> _TASK DIRECTIONS_:
Every line containing the word "price" needs to be found and copied.

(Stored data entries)
==========

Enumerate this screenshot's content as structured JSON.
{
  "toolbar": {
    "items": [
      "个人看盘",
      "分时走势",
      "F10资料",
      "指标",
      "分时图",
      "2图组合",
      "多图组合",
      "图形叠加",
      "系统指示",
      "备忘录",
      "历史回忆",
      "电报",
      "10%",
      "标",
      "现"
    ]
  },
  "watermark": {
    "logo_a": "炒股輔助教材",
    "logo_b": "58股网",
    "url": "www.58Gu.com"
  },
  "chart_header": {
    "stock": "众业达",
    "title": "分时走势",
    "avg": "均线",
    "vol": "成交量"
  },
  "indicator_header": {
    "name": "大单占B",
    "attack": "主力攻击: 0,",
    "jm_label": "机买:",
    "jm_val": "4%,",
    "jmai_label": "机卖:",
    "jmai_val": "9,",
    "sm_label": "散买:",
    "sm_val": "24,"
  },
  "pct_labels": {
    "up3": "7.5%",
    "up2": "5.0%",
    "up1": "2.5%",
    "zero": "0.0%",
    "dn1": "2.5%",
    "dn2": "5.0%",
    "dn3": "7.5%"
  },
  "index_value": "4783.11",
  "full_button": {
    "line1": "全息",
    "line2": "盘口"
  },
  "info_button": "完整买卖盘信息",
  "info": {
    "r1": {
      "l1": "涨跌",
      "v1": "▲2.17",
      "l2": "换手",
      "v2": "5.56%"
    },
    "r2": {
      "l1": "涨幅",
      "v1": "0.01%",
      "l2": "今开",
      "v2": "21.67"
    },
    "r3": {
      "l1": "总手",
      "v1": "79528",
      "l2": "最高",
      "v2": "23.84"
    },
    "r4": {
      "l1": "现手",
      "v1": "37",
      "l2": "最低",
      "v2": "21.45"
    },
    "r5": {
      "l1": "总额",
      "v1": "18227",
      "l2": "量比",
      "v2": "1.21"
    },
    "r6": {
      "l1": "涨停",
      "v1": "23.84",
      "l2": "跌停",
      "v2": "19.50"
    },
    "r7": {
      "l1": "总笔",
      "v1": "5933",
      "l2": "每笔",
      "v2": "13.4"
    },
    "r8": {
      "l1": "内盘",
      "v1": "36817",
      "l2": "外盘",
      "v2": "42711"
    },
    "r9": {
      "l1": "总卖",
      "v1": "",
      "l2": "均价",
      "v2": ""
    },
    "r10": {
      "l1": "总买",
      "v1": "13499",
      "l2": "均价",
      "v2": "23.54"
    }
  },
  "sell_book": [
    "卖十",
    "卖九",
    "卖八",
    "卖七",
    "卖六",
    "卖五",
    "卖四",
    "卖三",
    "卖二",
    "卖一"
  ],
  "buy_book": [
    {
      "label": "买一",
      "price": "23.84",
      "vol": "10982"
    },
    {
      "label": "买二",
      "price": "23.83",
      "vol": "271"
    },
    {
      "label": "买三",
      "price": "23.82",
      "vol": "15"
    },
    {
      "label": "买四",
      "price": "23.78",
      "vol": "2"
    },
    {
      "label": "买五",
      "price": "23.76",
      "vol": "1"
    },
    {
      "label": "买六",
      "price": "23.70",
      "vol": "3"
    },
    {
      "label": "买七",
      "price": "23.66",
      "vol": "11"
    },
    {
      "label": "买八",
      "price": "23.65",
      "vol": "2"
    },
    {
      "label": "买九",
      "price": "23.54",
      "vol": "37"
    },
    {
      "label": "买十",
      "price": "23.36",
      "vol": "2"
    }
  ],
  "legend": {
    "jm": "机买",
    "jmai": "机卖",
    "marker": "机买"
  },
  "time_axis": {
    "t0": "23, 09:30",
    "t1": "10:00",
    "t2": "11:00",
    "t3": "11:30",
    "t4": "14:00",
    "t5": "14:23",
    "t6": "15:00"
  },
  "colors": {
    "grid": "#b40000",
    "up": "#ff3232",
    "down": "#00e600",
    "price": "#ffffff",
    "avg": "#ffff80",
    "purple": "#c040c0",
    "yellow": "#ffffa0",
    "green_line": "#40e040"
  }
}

==========

> _WORKED SOLUTION_:
      "price": "23.84",
      "price": "23.83",
      "price": "23.82",
      "price": "23.78",
      "price": "23.76",
      "price": "23.70",
      "price": "23.66",
      "price": "23.65",
      "price": "23.54",
      "price": "23.36",
    "price": "#ffffff",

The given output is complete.